Work required: Reproduce the entire listing word for word.

-- Start of The input --

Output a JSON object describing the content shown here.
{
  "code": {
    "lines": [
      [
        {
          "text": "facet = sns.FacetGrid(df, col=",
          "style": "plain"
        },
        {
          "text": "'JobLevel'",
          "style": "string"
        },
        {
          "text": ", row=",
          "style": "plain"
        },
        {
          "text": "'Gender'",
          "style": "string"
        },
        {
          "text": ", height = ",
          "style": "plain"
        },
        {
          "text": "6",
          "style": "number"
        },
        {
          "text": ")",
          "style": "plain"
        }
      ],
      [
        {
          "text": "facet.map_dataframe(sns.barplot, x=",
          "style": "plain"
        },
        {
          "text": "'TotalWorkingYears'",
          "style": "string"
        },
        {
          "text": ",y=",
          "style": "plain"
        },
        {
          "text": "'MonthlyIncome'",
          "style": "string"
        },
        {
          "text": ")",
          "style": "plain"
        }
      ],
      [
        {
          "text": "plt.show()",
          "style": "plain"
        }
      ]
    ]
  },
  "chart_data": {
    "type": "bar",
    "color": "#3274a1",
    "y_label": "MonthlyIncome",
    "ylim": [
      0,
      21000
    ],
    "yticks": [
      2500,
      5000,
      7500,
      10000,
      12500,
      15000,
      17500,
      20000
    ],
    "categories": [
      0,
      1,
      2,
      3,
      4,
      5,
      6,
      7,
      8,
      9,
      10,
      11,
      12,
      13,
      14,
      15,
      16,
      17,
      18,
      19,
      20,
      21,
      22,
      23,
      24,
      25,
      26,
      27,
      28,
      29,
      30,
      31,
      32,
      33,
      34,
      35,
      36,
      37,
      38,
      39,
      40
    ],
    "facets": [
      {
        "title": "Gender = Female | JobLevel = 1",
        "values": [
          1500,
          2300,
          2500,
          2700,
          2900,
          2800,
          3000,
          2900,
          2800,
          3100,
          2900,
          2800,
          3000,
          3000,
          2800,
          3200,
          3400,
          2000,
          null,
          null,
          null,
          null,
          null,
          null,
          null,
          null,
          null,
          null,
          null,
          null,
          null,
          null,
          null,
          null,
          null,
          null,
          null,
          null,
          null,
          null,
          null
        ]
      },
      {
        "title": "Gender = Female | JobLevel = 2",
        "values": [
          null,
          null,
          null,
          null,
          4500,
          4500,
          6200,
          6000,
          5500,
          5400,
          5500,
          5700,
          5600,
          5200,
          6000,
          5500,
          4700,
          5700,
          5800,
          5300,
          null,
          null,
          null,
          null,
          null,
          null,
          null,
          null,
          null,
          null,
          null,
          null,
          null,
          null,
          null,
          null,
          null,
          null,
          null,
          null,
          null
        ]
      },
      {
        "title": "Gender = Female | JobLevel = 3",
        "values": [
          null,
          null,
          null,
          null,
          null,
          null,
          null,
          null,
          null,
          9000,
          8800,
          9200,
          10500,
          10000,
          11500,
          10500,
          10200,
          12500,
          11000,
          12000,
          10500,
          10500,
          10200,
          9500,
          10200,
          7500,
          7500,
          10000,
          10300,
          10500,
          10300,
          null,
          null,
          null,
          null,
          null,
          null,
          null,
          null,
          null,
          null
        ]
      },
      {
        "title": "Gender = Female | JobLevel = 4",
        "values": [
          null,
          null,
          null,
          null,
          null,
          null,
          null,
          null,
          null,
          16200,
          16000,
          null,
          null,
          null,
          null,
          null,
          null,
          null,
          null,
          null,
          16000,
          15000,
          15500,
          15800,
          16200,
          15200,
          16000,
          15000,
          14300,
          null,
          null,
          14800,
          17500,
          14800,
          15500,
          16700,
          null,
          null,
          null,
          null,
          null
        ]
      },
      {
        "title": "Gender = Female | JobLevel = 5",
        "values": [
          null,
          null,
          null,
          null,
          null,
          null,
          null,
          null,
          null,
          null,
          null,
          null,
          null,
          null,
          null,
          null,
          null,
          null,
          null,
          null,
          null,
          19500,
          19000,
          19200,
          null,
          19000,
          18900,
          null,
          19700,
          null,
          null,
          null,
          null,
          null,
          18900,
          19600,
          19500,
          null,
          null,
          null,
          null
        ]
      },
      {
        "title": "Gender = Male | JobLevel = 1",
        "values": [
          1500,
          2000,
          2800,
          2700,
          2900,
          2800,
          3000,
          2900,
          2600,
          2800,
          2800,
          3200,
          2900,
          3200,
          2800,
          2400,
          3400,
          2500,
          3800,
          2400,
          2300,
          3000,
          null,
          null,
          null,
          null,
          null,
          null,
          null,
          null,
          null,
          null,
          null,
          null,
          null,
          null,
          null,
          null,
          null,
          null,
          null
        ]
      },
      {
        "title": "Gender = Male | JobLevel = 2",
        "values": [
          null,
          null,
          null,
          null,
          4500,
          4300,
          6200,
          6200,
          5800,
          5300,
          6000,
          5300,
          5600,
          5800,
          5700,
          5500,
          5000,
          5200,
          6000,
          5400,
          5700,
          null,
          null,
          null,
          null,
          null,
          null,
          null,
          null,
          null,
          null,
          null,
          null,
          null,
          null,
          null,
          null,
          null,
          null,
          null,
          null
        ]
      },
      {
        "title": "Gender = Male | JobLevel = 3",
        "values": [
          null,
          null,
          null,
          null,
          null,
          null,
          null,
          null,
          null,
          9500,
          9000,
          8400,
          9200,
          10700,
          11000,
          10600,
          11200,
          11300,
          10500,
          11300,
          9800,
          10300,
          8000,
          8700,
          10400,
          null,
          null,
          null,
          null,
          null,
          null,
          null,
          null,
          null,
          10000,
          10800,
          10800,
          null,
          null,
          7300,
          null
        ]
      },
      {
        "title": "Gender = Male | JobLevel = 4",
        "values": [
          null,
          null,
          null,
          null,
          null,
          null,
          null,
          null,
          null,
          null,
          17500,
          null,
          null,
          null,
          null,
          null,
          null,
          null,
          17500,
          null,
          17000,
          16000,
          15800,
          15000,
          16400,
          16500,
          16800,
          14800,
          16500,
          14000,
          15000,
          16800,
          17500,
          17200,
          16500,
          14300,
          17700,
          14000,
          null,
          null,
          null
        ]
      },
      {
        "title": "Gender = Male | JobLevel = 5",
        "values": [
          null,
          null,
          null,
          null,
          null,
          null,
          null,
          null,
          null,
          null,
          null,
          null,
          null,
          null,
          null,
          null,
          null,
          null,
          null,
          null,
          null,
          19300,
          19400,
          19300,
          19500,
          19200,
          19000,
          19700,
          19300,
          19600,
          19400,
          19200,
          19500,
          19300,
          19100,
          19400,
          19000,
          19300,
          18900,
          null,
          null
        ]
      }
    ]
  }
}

-- End of The input --

Response:
Output a JSON object describing the content shown here.
{
  "code": {
    "lines": [
      [
        {
          "text": "facet = sns.FacetGrid(df, col=",
          "style": "plain"
        },
        {
          "text": "'JobLevel'",
          "style": "string"
        },
        {
          "text": ", row=",
          "style": "plain"
        },
        {
          "text": "'Gender'",
          "style": "string"
        },
        {
          "text": ", height = ",
          "style": "plain"
        },
        {
          "text": "6",
          "style": "number"
        },
        {
          "text": ")",
          "style": "plain"
        }
      ],
      [
        {
          "text": "facet.map_dataframe(sns.barplot, x=",
          "style": "plain"
        },
        {
          "text": "'TotalWorkingYears'",
          "style": "string"
        },
        {
          "text": ",y=",
          "style": "plain"
        },
        {
          "text": "'MonthlyIncome'",
          "style": "string"
        },
        {
          "text": ")",
          "style": "plain"
        }
      ],
      [
        {
          "text": "plt.show()",
          "style": "plain"
        }
      ]
    ]
  },
  "chart_data": {
    "type": "bar",
    "color": "#3274a1",
    "y_label": "MonthlyIncome",
    "ylim": [
      0,
      21000
    ],
    "yticks": [
      2500,
      5000,
      7500,
      10000,
      12500,
      15000,
      17500,
      20000
    ],
    "categories": [
      0,
      1,
      2,
      3,
      4,
      5,
      6,
      7,
      8,
      9,
      10,
      11,
      12,
      13,
      14,
      15,
      16,
      17,
      18,
      19,
      20,
      21,
      22,
      23,
      24,
      25,
      26,
      27,
      28,
      29,
      30,
      31,
      32,
      33,
      34,
      35,
      36,
      37,
      38,
      39,
      40
    ],
    "facets": [
      {
        "title": "Gender = Female | JobLevel = 1",
        "values": [
          1500,
          2300,
          2500,
          2700,
          2900,
          2800,
          3000,
          2900,
          2800,
          3100,
          2900,
          2800,
          3000,
          3000,
          2800,
          3200,
          3400,
          2000,
          null,
          null,
          null,
          null,
          null,
          null,
          null,
          null,
          null,
          null,
          null,
          null,
          null,
          null,
          null,
          null,
          null,
          null,
          null,
          null,
          null,
          null,
          null
        ]
      },
      {
        "title": "Gender = Female | JobLevel = 2",
        "values": [
          null,
          null,
          null,
          null,
          4500,
          4500,
          6200,
          6000,
          5500,
          5400,
          5500,
          5700,
          5600,
          5200,
          6000,
          5500,
          4700,
          5700,
          5800,
          5300,
          null,
          null,
          null,
          null,
          null,
          null,
          null,
          null,
          null,
          null,
          null,
          null,
          null,
          null,
          null,
          null,
          null,
          null,
          null,
          null,
          null
        ]
      },
      {
        "title": "Gender = Female | JobLevel = 3",
        "values": [
          null,
          null,
          null,
          null,
          null,
          null,
          null,
          null,
          null,
          9000,
          8800,
          9200,
          10500,
          10000,
          11500,
          10500,
          10200,
          12500,
          11000,
          12000,
          10500,
          10500,
          10200,
          9500,
          10200,
          7500,
          7500,
          10000,
          10300,
          10500,
          10300,
          null,
          null,
          null,
          null,
          null,
          null,
          null,
          null,
          null,
          null
        ]
      },
      {
        "title": "Gender = Female | JobLevel = 4",
        "values": [
          null,
          null,
          null,
          null,
          null,
          null,
          null,
          null,
          null,
          16200,
          16000,
          null,
          null,
          null,
          null,
          null,
          null,
          null,
          null,
          null,
          16000,
          15000,
          15500,
          15800,
          16200,
          15200,
          16000,
          15000,
          14300,
          null,
          null,
          14800,
          17500,
          14800,
          15500,
          16700,
          null,
          null,
          null,
          null,
          null
        ]
      },
      {
        "title": "Gender = Female | JobLevel = 5",
        "values": [
          null,
          null,
          null,
          null,
          null,
          null,
          null,
          null,
          null,
          null,
          null,
          null,
          null,
          null,
          null,
          null,
          null,
          null,
          null,
          null,
          null,
          19500,
          19000,
          19200,
          null,
          19000,
          18900,
          null,
          19700,
          null,
          null,
          null,
          null,
          null,
          18900,
          19600,
          19500,
          null,
          null,
          null,
          null
        ]
      },
      {
        "title": "Gender = Male | JobLevel = 1",
        "values": [
          1500,
          2000,
          2800,
          2700,
          2900,
          2800,
          3000,
          2900,
          2600,
          2800,
          2800,
          3200,
          2900,
          3200,
          2800,
          2400,
          3400,
          2500,
          3800,
          2400,
          2300,
          3000,
          null,
          null,
          null,
          null,
          null,
          null,
          null,
          null,
          null,
          null,
          null,
          null,
          null,
          null,
          null,
          null,
          null,
          null,
          null
        ]
      },
      {
        "title": "Gender = Male | JobLevel = 2",
        "values": [
          null,
          null,
          null,
          null,
          4500,
          4300,
          6200,
          6200,
          5800,
          5300,
          6000,
          5300,
          5600,
          5800,
          5700,
          5500,
          5000,
          5200,
          6000,
          5400,
          5700,
          null,
          null,
          null,
          null,
          null,
          null,
          null,
          null,
          null,
          null,
          null,
          null,
          null,
          null,
          null,
          null,
          null,
          null,
          null,
          null
        ]
      },
      {
        "title": "Gender = Male | JobLevel = 3",
        "values": [
          null,
          null,
          null,
          null,
          null,
          null,
          null,
          null,
          null,
          9500,
          9000,
          8400,
          9200,
          10700,
          11000,
          10600,
          11200,
          11300,
          10500,
          11300,
          9800,
          10300,
          8000,
          8700,
          10400,
          null,
          null,
          null,
          null,
          null,
          null,
          null,
          null,
          null,
          10000,
          10800,
          10800,
          null,
          null,
          7300,
          null
        ]
      },
      {
        "title": "Gender = Male | JobLevel = 4",
        "values": [
          null,
          null,
          null,
          null,
          null,
          null,
          null,
          null,
          null,
          null,
          17500,
          null,
          null,
          null,
          null,
          null,
          null,
          null,
          17500,
          null,
          17000,
          16000,
          15800,
          15000,
          16400,
          16500,
          16800,
          14800,
          16500,
          14000,
          15000,
          16800,
          17500,
          17200,
          16500,
          14300,
          17700,
          14000,
          null,
          null,
          null
        ]
      },
      {
        "title": "Gender = Male | JobLevel = 5",
        "values": [
          null,
          null,
          null,
          null,
          null,
          null,
          null,
          null,
          null,
          null,
          null,
          null,
          null,
          null,
          null,
          null,
          null,
          null,
          null,
          null,
          null,
          19300,
          19400,
          19300,
          19500,
          19200,
          19000,
          19700,
          19300,
          19600,
          19400,
          19200,
          19500,
          19300,
          19100,
          19400,
          19000,
          19300,
          18900,
          null,
          null
        ]
      }
    ]
  }
}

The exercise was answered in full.